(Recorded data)
- - - -
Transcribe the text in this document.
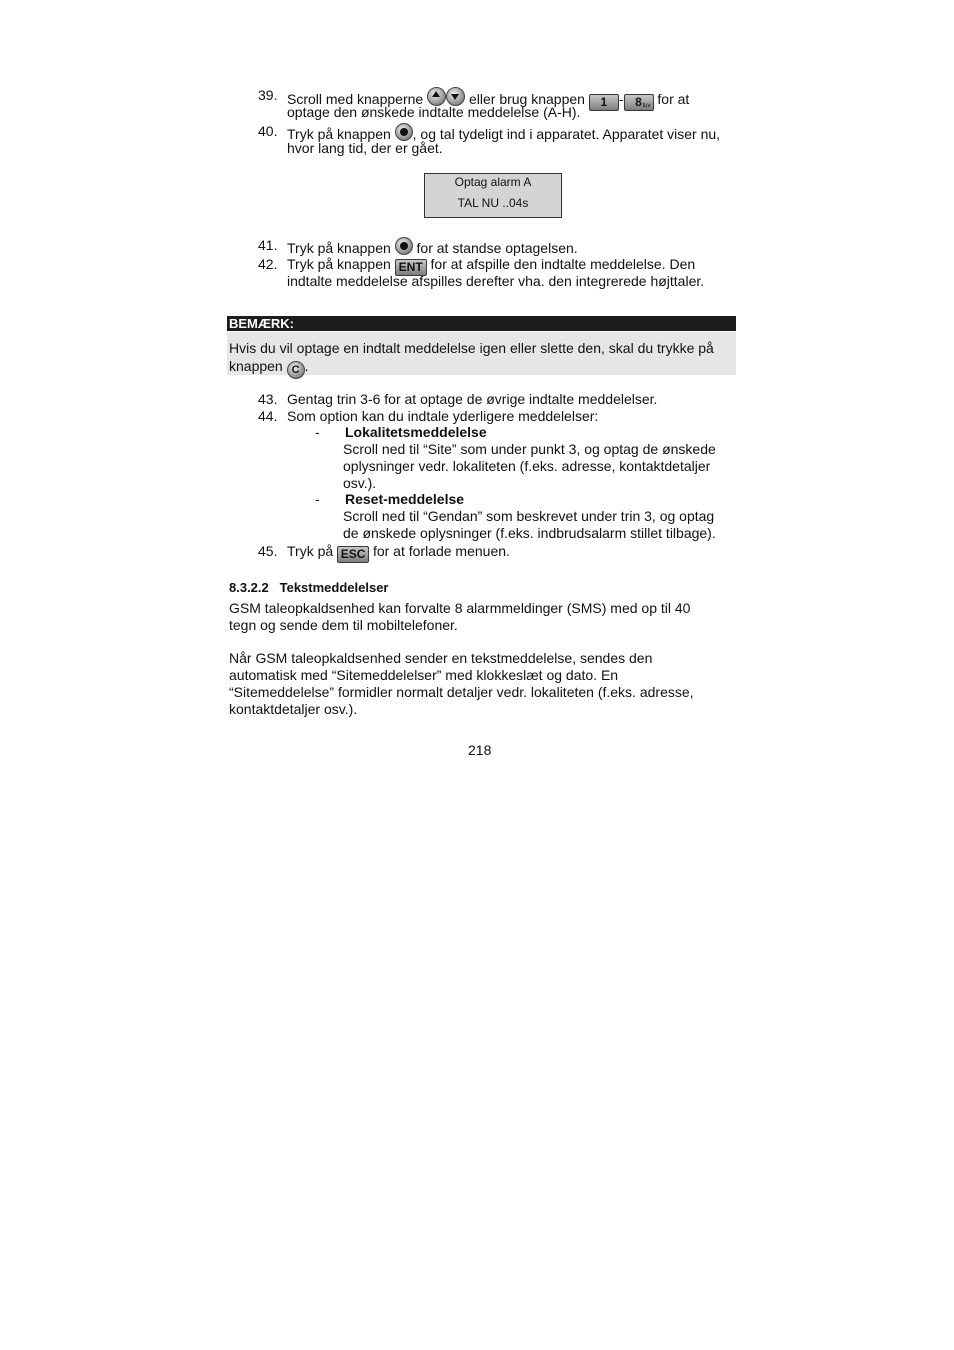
39. Scroll med knapperne	eller brug knappen 1 - 8 tuv for at
optage den ønskede indtalte meddelelse (A-H).
40. Tryk på knappen , og tal tydeligt ind i apparatet. Apparatet viser nu,
hvor lang tid, der er gået.
Optag alarm A
TAL NU ..04s
41. Tryk på knappen for at standse optagelsen.
42. Tryk på knappen ENT for at afspille den indtalte meddelelse. Den
indtalte meddelelse afspilles derefter vha. den integrerede højttaler.
BEMÆRK:
Hvis du vil optage en indtalt meddelelse igen eller slette den, skal du trykke på
knappen C .
43. Gentag trin 3-6 for at optage de øvrige indtalte meddelelser.
44. Som option kan du indtale yderligere meddelelser:
- Lokalitetsmeddelelse
Scroll ned til “Site” som under punkt 3, og optag de ønskede
oplysninger vedr. lokaliteten (f.eks. adresse, kontaktdetaljer
osv.).
- Reset-meddelelse
Scroll ned til “Gendan” som beskrevet under trin 3, og optag
de ønskede oplysninger (f.eks. indbrudsalarm stillet tilbage).
45. Tryk på ESC for at forlade menuen.
8.3.2.2 Tekstmeddelelser
GSM taleopkaldsenhed kan forvalte 8 alarmmeldinger (SMS) med op til 40
tegn og sende dem til mobiltelefoner.
Når GSM taleopkaldsenhed sender en tekstmeddelelse, sendes den
automatisk med “Sitemeddelelser” med klokkeslæt og dato. En
“Sitemeddelelse” formidler normalt detaljer vedr. lokaliteten (f.eks. adresse,
kontaktdetaljer osv.).
218
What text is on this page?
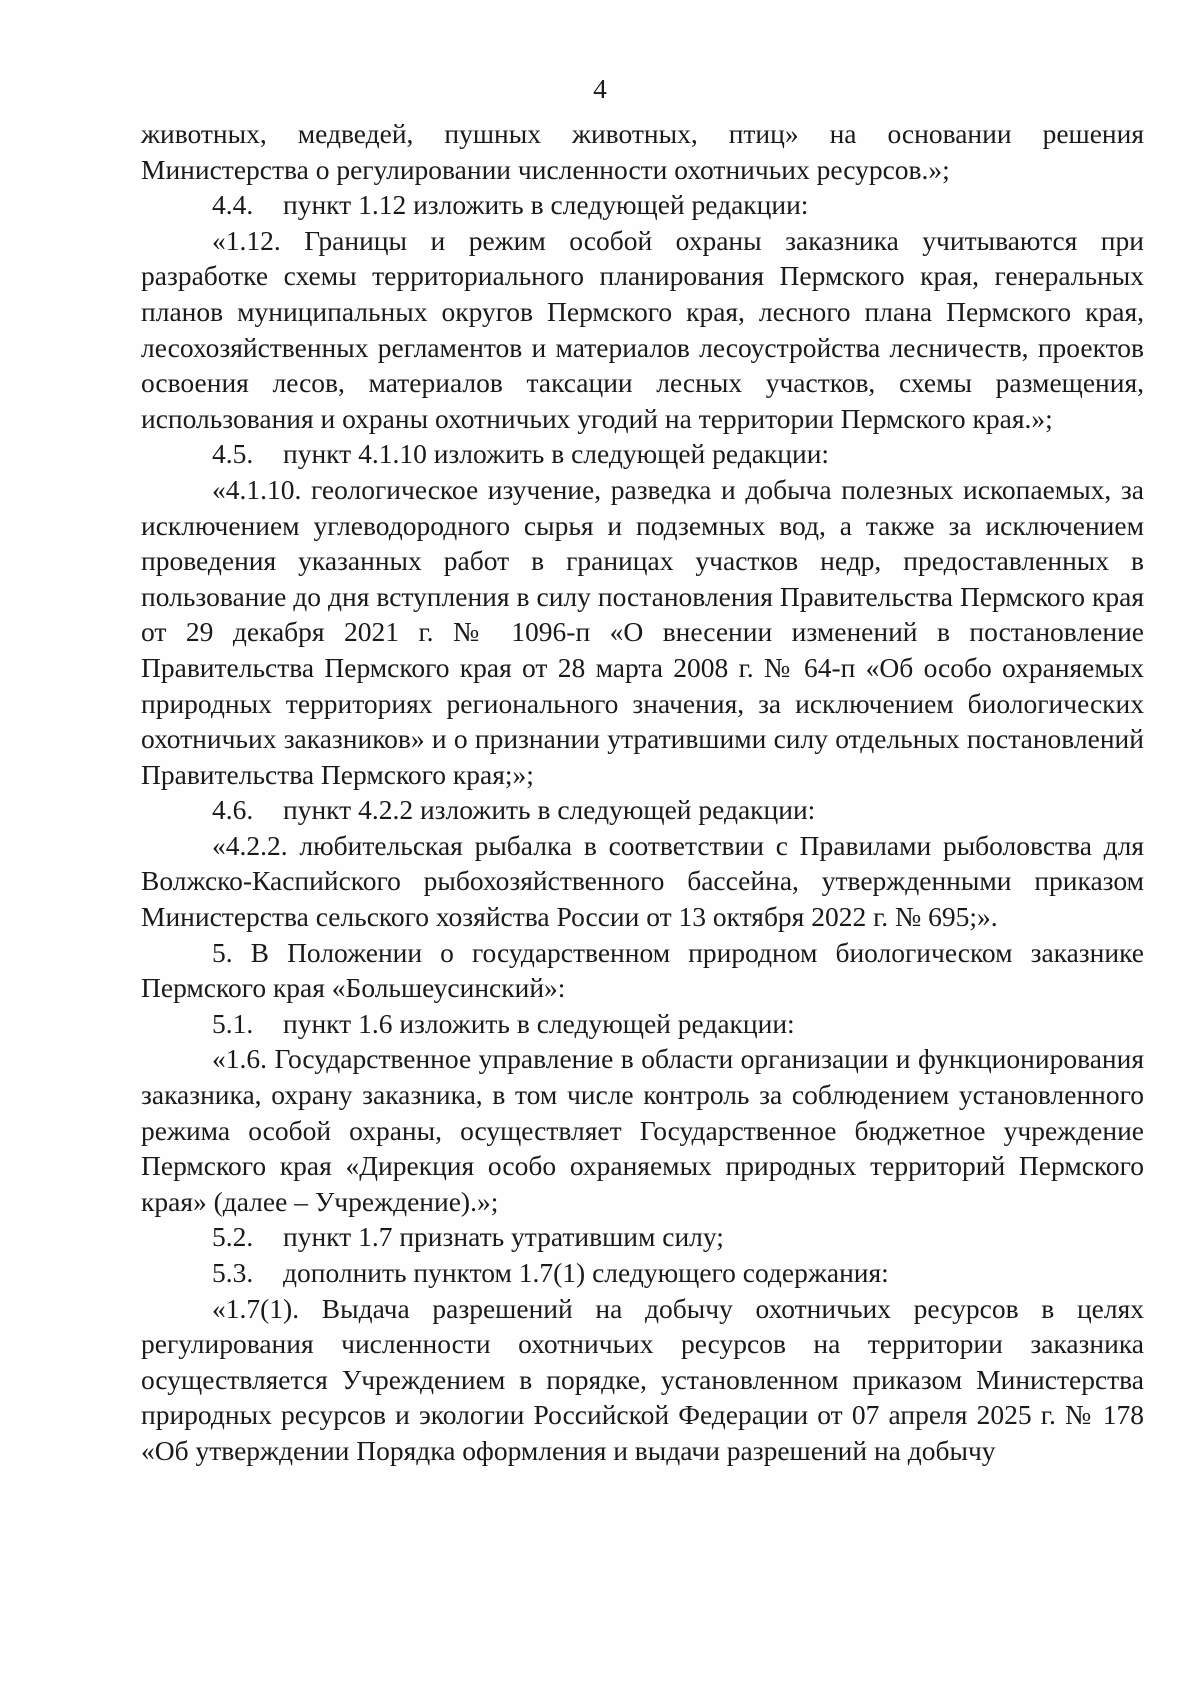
4

животных, медведей, пушных животных, птиц» на основании решения Министерства о регулировании численности охотничьих ресурсов.»;

4.4. пункт 1.12 изложить в следующей редакции:

«1.12. Границы и режим особой охраны заказника учитываются при разработке схемы территориального планирования Пермского края, генеральных планов муниципальных округов Пермского края, лесного плана Пермского края, лесохозяйственных регламентов и материалов лесоустройства лесничеств, проектов освоения лесов, материалов таксации лесных участков, схемы размещения, использования и охраны охотничьих угодий на территории Пермского края.»;

4.5. пункт 4.1.10 изложить в следующей редакции:

«4.1.10. геологическое изучение, разведка и добыча полезных ископаемых, за исключением углеводородного сырья и подземных вод, а также за исключением проведения указанных работ в границах участков недр, предоставленных в пользование до дня вступления в силу постановления Правительства Пермского края от 29 декабря 2021 г. № 1096-п «О внесении изменений в постановление Правительства Пермского края от 28 марта 2008 г. № 64-п «Об особо охраняемых природных территориях регионального значения, за исключением биологических охотничьих заказников» и о признании утратившими силу отдельных постановлений Правительства Пермского края;»;

4.6. пункт 4.2.2 изложить в следующей редакции:

«4.2.2. любительская рыбалка в соответствии с Правилами рыболовства для Волжско-Каспийского рыбохозяйственного бассейна, утвержденными приказом Министерства сельского хозяйства России от 13 октября 2022 г. № 695;».

5. В Положении о государственном природном биологическом заказнике Пермского края «Большеусинский»:

5.1. пункт 1.6 изложить в следующей редакции:

«1.6. Государственное управление в области организации и функционирования заказника, охрану заказника, в том числе контроль за соблюдением установленного режима особой охраны, осуществляет Государственное бюджетное учреждение Пермского края «Дирекция особо охраняемых природных территорий Пермского края» (далее – Учреждение).»;

5.2. пункт 1.7 признать утратившим силу;

5.3. дополнить пунктом 1.7(1) следующего содержания:

«1.7(1). Выдача разрешений на добычу охотничьих ресурсов в целях регулирования численности охотничьих ресурсов на территории заказника осуществляется Учреждением в порядке, установленном приказом Министерства природных ресурсов и экологии Российской Федерации от 07 апреля 2025 г. № 178 «Об утверждении Порядка оформления и выдачи разрешений на добычу
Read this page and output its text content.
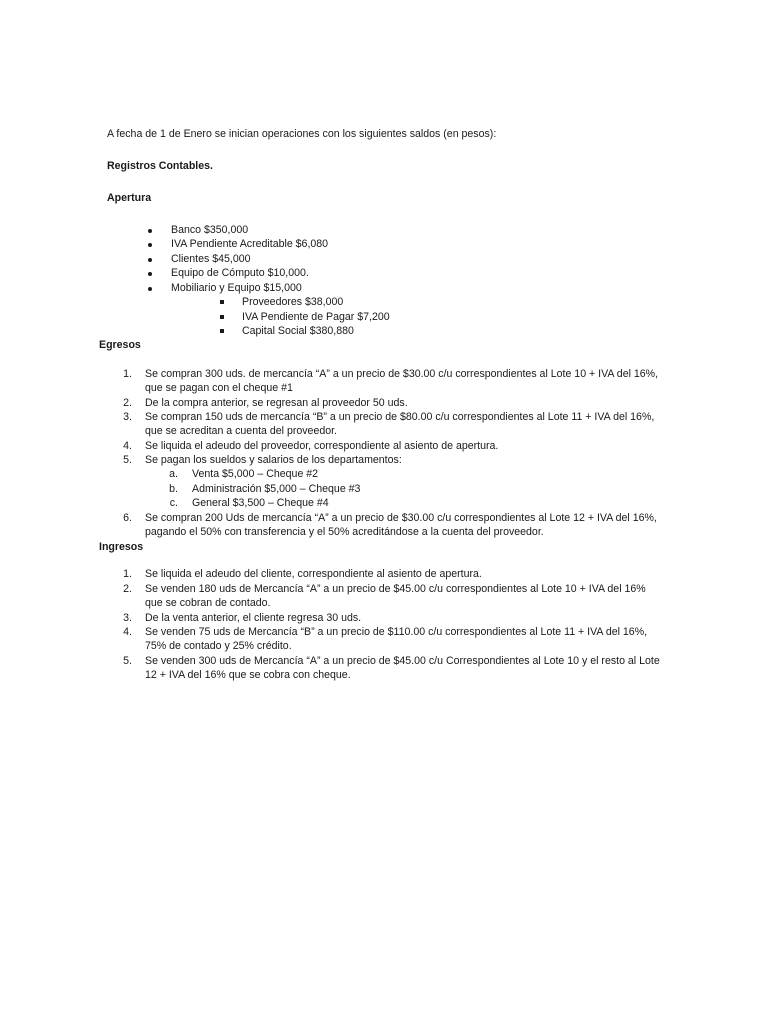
A fecha de 1 de Enero se inician operaciones con los siguientes saldos (en pesos):
Registros Contables.
Apertura
Banco $350,000
IVA Pendiente Acreditable $6,080
Clientes $45,000
Equipo de Cómputo $10,000.
Mobiliario y Equipo $15,000
Proveedores $38,000
IVA Pendiente de Pagar $7,200
Capital Social $380,880
Egresos
1. Se compran 300 uds. de mercancía “A” a un precio de $30.00 c/u correspondientes al Lote 10 + IVA del 16%, que se pagan con el cheque #1
2. De la compra anterior, se regresan al proveedor 50 uds.
3. Se compran 150 uds de mercancía “B” a un precio de $80.00 c/u correspondientes al Lote 11 + IVA del 16%, que se acreditan a cuenta del proveedor.
4. Se liquida el adeudo del proveedor, correspondiente al asiento de apertura.
5. Se pagan los sueldos y salarios de los departamentos:
a. Venta $5,000 – Cheque #2
b. Administración $5,000 – Cheque #3
c. General $3,500 – Cheque #4
6. Se compran 200 Uds de mercancía “A” a un precio de $30.00 c/u correspondientes al Lote 12 + IVA del 16%, pagando el 50% con transferencia y el 50% acreditándose a la cuenta del proveedor.
Ingresos
1. Se liquida el adeudo del cliente, correspondiente al asiento de apertura.
2. Se venden 180 uds de Mercancía “A” a un precio de $45.00 c/u correspondientes al Lote 10 + IVA del 16% que se cobran de contado.
3. De la venta anterior, el cliente regresa 30 uds.
4. Se venden 75 uds de Mercancía “B” a un precio de $110.00 c/u correspondientes al Lote 11 + IVA del 16%, 75% de contado y 25% crédito.
5. Se venden 300 uds de Mercancía “A” a un precio de $45.00 c/u Correspondientes al Lote 10 y el resto al Lote 12 + IVA del 16% que se cobra con cheque.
- - - -
## [SET EXERCISE]
Repeat each entry exactly as given; no pictures belong in the copy.

## [ANSWER TO THIS TASK]
Transcribe the text in this document.
39. Scroll med knapperne	eller brug knappen 1 - 8 tuv for at
optage den ønskede indtalte meddelelse (A-H).
40. Tryk på knappen , og tal tydeligt ind i apparatet. Apparatet viser nu,
hvor lang tid, der er gået.
Optag alarm A
TAL NU ..04s
41. Tryk på knappen for at standse optagelsen.
42. Tryk på knappen ENT for at afspille den indtalte meddelelse. Den
indtalte meddelelse afspilles derefter vha. den integrerede højttaler.
BEMÆRK:
Hvis du vil optage en indtalt meddelelse igen eller slette den, skal du trykke på
knappen C .
43. Gentag trin 3-6 for at optage de øvrige indtalte meddelelser.
44. Som option kan du indtale yderligere meddelelser:
- Lokalitetsmeddelelse
Scroll ned til “Site” som under punkt 3, og optag de ønskede
oplysninger vedr. lokaliteten (f.eks. adresse, kontaktdetaljer
osv.).
- Reset-meddelelse
Scroll ned til “Gendan” som beskrevet under trin 3, og optag
de ønskede oplysninger (f.eks. indbrudsalarm stillet tilbage).
45. Tryk på ESC for at forlade menuen.
8.3.2.2 Tekstmeddelelser
GSM taleopkaldsenhed kan forvalte 8 alarmmeldinger (SMS) med op til 40
tegn og sende dem til mobiltelefoner.
Når GSM taleopkaldsenhed sender en tekstmeddelelse, sendes den
automatisk med “Sitemeddelelser” med klokkeslæt og dato. En
“Sitemeddelelse” formidler normalt detaljer vedr. lokaliteten (f.eks. adresse,
kontaktdetaljer osv.).
218
What text is on this page?
4

животных, медведей, пушных животных, птиц» на основании решения Министерства о регулировании численности охотничьих ресурсов.»;

4.4. пункт 1.12 изложить в следующей редакции:

«1.12. Границы и режим особой охраны заказника учитываются при разработке схемы территориального планирования Пермского края, генеральных планов муниципальных округов Пермского края, лесного плана Пермского края, лесохозяйственных регламентов и материалов лесоустройства лесничеств, проектов освоения лесов, материалов таксации лесных участков, схемы размещения, использования и охраны охотничьих угодий на территории Пермского края.»;

4.5. пункт 4.1.10 изложить в следующей редакции:

«4.1.10. геологическое изучение, разведка и добыча полезных ископаемых, за исключением углеводородного сырья и подземных вод, а также за исключением проведения указанных работ в границах участков недр, предоставленных в пользование до дня вступления в силу постановления Правительства Пермского края от 29 декабря 2021 г. № 1096-п «О внесении изменений в постановление Правительства Пермского края от 28 марта 2008 г. № 64-п «Об особо охраняемых природных территориях регионального значения, за исключением биологических охотничьих заказников» и о признании утратившими силу отдельных постановлений Правительства Пермского края;»;

4.6. пункт 4.2.2 изложить в следующей редакции:

«4.2.2. любительская рыбалка в соответствии с Правилами рыболовства для Волжско-Каспийского рыбохозяйственного бассейна, утвержденными приказом Министерства сельского хозяйства России от 13 октября 2022 г. № 695;».

5. В Положении о государственном природном биологическом заказнике Пермского края «Большеусинский»:

5.1. пункт 1.6 изложить в следующей редакции:

«1.6. Государственное управление в области организации и функционирования заказника, охрану заказника, в том числе контроль за соблюдением установленного режима особой охраны, осуществляет Государственное бюджетное учреждение Пермского края «Дирекция особо охраняемых природных территорий Пермского края» (далее – Учреждение).»;

5.2. пункт 1.7 признать утратившим силу;

5.3. дополнить пунктом 1.7(1) следующего содержания:

«1.7(1). Выдача разрешений на добычу охотничьих ресурсов в целях регулирования численности охотничьих ресурсов на территории заказника осуществляется Учреждением в порядке, установленном приказом Министерства природных ресурсов и экологии Российской Федерации от 07 апреля 2025 г. № 178 «Об утверждении Порядка оформления и выдачи разрешений на добычу
Read this page and output its text content.
A fecha de 1 de Enero se inician operaciones con los siguientes saldos (en pesos):
Registros Contables.
Apertura
Banco $350,000
IVA Pendiente Acreditable $6,080
Clientes $45,000
Equipo de Cómputo $10,000.
Mobiliario y Equipo $15,000
Proveedores $38,000
IVA Pendiente de Pagar $7,200
Capital Social $380,880
Egresos
1. Se compran 300 uds. de mercancía “A” a un precio de $30.00 c/u correspondientes al Lote 10 + IVA del 16%, que se pagan con el cheque #1
2. De la compra anterior, se regresan al proveedor 50 uds.
3. Se compran 150 uds de mercancía “B” a un precio de $80.00 c/u correspondientes al Lote 11 + IVA del 16%, que se acreditan a cuenta del proveedor.
4. Se liquida el adeudo del proveedor, correspondiente al asiento de apertura.
5. Se pagan los sueldos y salarios de los departamentos:
a. Venta $5,000 – Cheque #2
b. Administración $5,000 – Cheque #3
c. General $3,500 – Cheque #4
6. Se compran 200 Uds de mercancía “A” a un precio de $30.00 c/u correspondientes al Lote 12 + IVA del 16%, pagando el 50% con transferencia y el 50% acreditándose a la cuenta del proveedor.
Ingresos
1. Se liquida el adeudo del cliente, correspondiente al asiento de apertura.
2. Se venden 180 uds de Mercancía “A” a un precio de $45.00 c/u correspondientes al Lote 10 + IVA del 16% que se cobran de contado.
3. De la venta anterior, el cliente regresa 30 uds.
4. Se venden 75 uds de Mercancía “B” a un precio de $110.00 c/u correspondientes al Lote 11 + IVA del 16%, 75% de contado y 25% crédito.
5. Se venden 300 uds de Mercancía “A” a un precio de $45.00 c/u Correspondientes al Lote 10 y el resto al Lote 12 + IVA del 16% que se cobra con cheque.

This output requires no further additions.